• **Task**
Reproduce the records. Keep every word exact and include no images.

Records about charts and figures
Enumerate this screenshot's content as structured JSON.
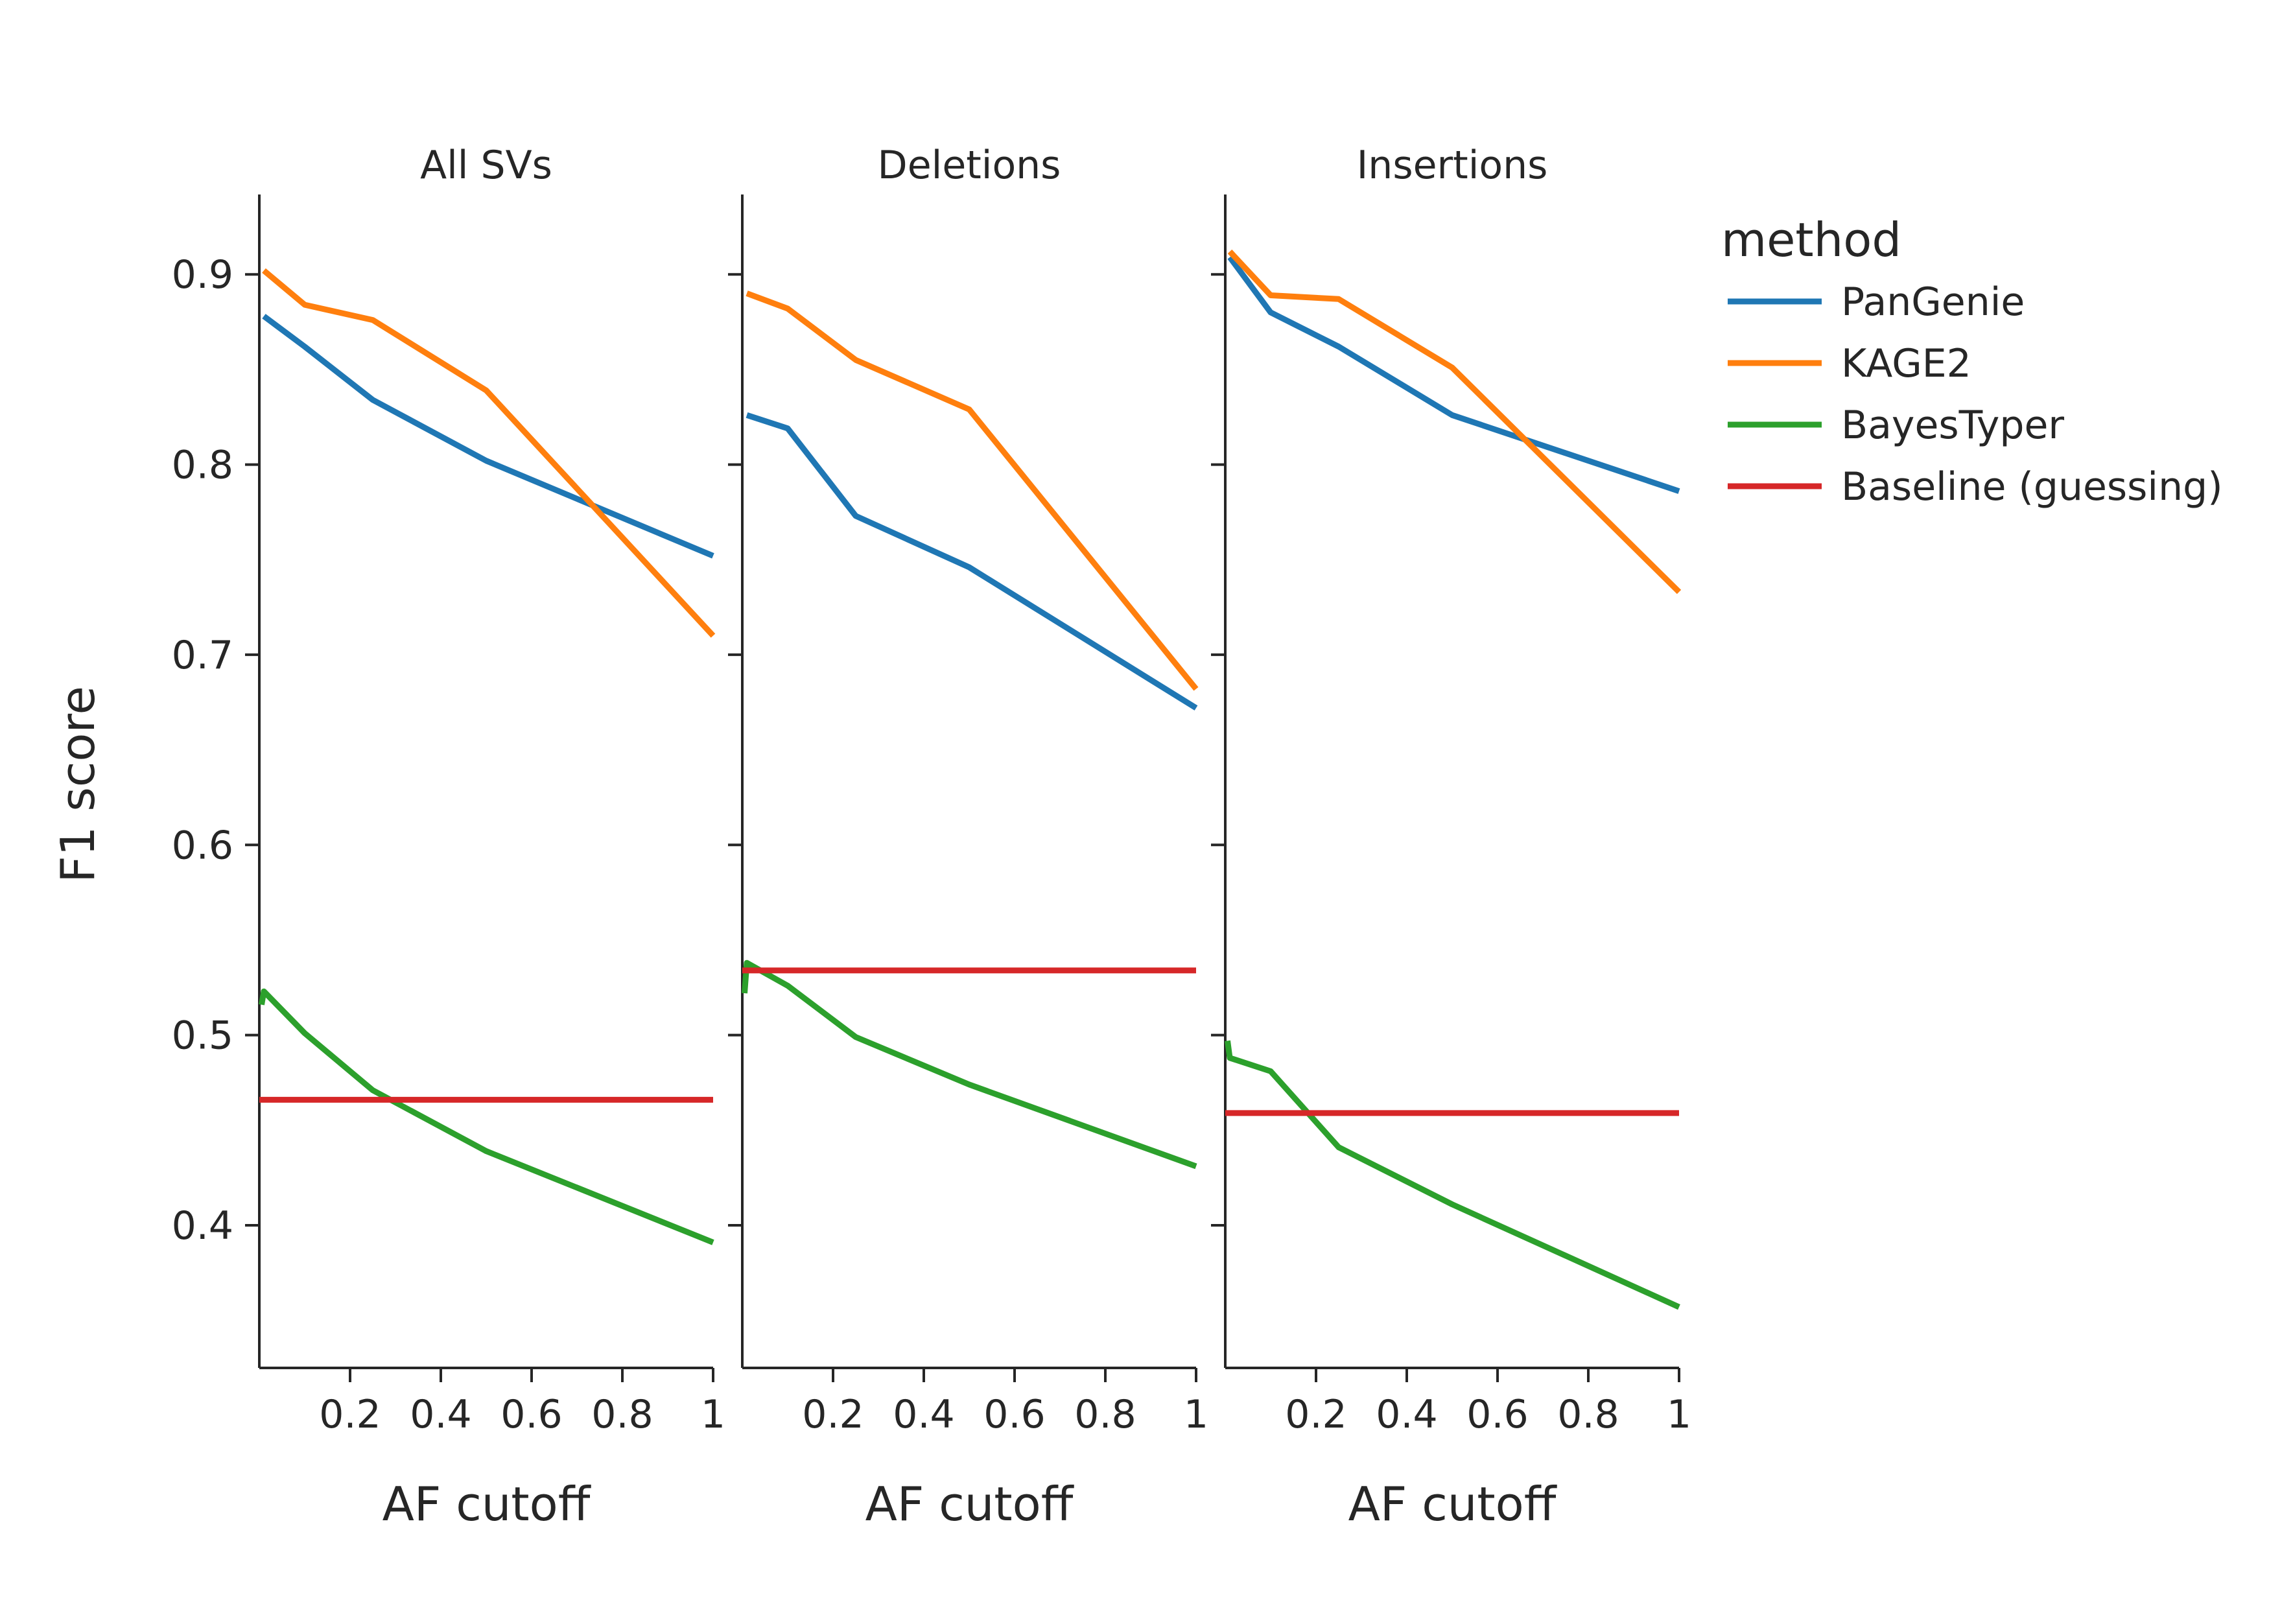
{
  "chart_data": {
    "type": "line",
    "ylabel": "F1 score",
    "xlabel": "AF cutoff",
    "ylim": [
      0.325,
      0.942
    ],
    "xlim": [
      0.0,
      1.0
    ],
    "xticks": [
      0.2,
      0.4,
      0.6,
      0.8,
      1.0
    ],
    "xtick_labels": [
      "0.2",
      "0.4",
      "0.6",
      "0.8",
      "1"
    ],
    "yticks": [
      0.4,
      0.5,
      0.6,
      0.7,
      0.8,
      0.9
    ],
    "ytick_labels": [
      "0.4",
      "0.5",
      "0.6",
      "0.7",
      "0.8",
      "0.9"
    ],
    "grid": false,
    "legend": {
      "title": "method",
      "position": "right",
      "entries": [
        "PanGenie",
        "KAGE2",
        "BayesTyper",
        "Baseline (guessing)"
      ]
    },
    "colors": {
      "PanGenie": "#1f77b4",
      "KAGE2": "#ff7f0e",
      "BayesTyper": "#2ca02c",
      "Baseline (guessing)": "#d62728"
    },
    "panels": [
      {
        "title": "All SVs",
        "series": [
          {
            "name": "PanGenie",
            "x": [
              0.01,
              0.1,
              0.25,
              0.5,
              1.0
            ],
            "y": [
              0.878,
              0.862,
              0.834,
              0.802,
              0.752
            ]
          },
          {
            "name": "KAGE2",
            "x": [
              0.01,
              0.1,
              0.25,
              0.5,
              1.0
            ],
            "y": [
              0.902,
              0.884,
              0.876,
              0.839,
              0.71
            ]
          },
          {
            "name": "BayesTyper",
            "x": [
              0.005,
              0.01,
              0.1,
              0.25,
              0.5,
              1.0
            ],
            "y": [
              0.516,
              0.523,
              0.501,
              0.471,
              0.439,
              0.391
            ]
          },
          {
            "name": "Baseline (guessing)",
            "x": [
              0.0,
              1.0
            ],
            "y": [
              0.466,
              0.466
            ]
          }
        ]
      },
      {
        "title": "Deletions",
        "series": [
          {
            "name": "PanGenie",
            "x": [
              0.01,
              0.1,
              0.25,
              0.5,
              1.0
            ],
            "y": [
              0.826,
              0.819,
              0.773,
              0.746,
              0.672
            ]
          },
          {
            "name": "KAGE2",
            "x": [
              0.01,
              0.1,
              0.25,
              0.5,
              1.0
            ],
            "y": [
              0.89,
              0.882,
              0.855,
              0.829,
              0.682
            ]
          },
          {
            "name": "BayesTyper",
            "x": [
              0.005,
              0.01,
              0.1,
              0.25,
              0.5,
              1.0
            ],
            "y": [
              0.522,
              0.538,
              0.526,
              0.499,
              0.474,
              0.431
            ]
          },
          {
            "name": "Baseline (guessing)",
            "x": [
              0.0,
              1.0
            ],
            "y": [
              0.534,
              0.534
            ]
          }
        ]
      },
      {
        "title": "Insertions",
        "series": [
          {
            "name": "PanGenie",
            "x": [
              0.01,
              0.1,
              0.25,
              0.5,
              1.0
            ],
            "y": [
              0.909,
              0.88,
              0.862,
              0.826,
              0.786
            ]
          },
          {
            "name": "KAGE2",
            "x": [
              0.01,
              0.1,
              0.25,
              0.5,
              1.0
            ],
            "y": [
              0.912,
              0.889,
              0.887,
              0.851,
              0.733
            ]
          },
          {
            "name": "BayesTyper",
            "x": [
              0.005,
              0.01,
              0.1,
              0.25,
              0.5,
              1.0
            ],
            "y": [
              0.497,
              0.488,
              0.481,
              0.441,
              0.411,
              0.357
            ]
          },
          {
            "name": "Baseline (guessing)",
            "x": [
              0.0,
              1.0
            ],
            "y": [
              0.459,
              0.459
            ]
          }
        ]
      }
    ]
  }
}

• **Written response**
Enumerate this screenshot's content as structured JSON.
{
  "chart_data": {
    "type": "line",
    "ylabel": "F1 score",
    "xlabel": "AF cutoff",
    "ylim": [
      0.325,
      0.942
    ],
    "xlim": [
      0.0,
      1.0
    ],
    "xticks": [
      0.2,
      0.4,
      0.6,
      0.8,
      1.0
    ],
    "xtick_labels": [
      "0.2",
      "0.4",
      "0.6",
      "0.8",
      "1"
    ],
    "yticks": [
      0.4,
      0.5,
      0.6,
      0.7,
      0.8,
      0.9
    ],
    "ytick_labels": [
      "0.4",
      "0.5",
      "0.6",
      "0.7",
      "0.8",
      "0.9"
    ],
    "grid": false,
    "legend": {
      "title": "method",
      "position": "right",
      "entries": [
        "PanGenie",
        "KAGE2",
        "BayesTyper",
        "Baseline (guessing)"
      ]
    },
    "colors": {
      "PanGenie": "#1f77b4",
      "KAGE2": "#ff7f0e",
      "BayesTyper": "#2ca02c",
      "Baseline (guessing)": "#d62728"
    },
    "panels": [
      {
        "title": "All SVs",
        "series": [
          {
            "name": "PanGenie",
            "x": [
              0.01,
              0.1,
              0.25,
              0.5,
              1.0
            ],
            "y": [
              0.878,
              0.862,
              0.834,
              0.802,
              0.752
            ]
          },
          {
            "name": "KAGE2",
            "x": [
              0.01,
              0.1,
              0.25,
              0.5,
              1.0
            ],
            "y": [
              0.902,
              0.884,
              0.876,
              0.839,
              0.71
            ]
          },
          {
            "name": "BayesTyper",
            "x": [
              0.005,
              0.01,
              0.1,
              0.25,
              0.5,
              1.0
            ],
            "y": [
              0.516,
              0.523,
              0.501,
              0.471,
              0.439,
              0.391
            ]
          },
          {
            "name": "Baseline (guessing)",
            "x": [
              0.0,
              1.0
            ],
            "y": [
              0.466,
              0.466
            ]
          }
        ]
      },
      {
        "title": "Deletions",
        "series": [
          {
            "name": "PanGenie",
            "x": [
              0.01,
              0.1,
              0.25,
              0.5,
              1.0
            ],
            "y": [
              0.826,
              0.819,
              0.773,
              0.746,
              0.672
            ]
          },
          {
            "name": "KAGE2",
            "x": [
              0.01,
              0.1,
              0.25,
              0.5,
              1.0
            ],
            "y": [
              0.89,
              0.882,
              0.855,
              0.829,
              0.682
            ]
          },
          {
            "name": "BayesTyper",
            "x": [
              0.005,
              0.01,
              0.1,
              0.25,
              0.5,
              1.0
            ],
            "y": [
              0.522,
              0.538,
              0.526,
              0.499,
              0.474,
              0.431
            ]
          },
          {
            "name": "Baseline (guessing)",
            "x": [
              0.0,
              1.0
            ],
            "y": [
              0.534,
              0.534
            ]
          }
        ]
      },
      {
        "title": "Insertions",
        "series": [
          {
            "name": "PanGenie",
            "x": [
              0.01,
              0.1,
              0.25,
              0.5,
              1.0
            ],
            "y": [
              0.909,
              0.88,
              0.862,
              0.826,
              0.786
            ]
          },
          {
            "name": "KAGE2",
            "x": [
              0.01,
              0.1,
              0.25,
              0.5,
              1.0
            ],
            "y": [
              0.912,
              0.889,
              0.887,
              0.851,
              0.733
            ]
          },
          {
            "name": "BayesTyper",
            "x": [
              0.005,
              0.01,
              0.1,
              0.25,
              0.5,
              1.0
            ],
            "y": [
              0.497,
              0.488,
              0.481,
              0.441,
              0.411,
              0.357
            ]
          },
          {
            "name": "Baseline (guessing)",
            "x": [
              0.0,
              1.0
            ],
            "y": [
              0.459,
              0.459
            ]
          }
        ]
      }
    ]
  }
}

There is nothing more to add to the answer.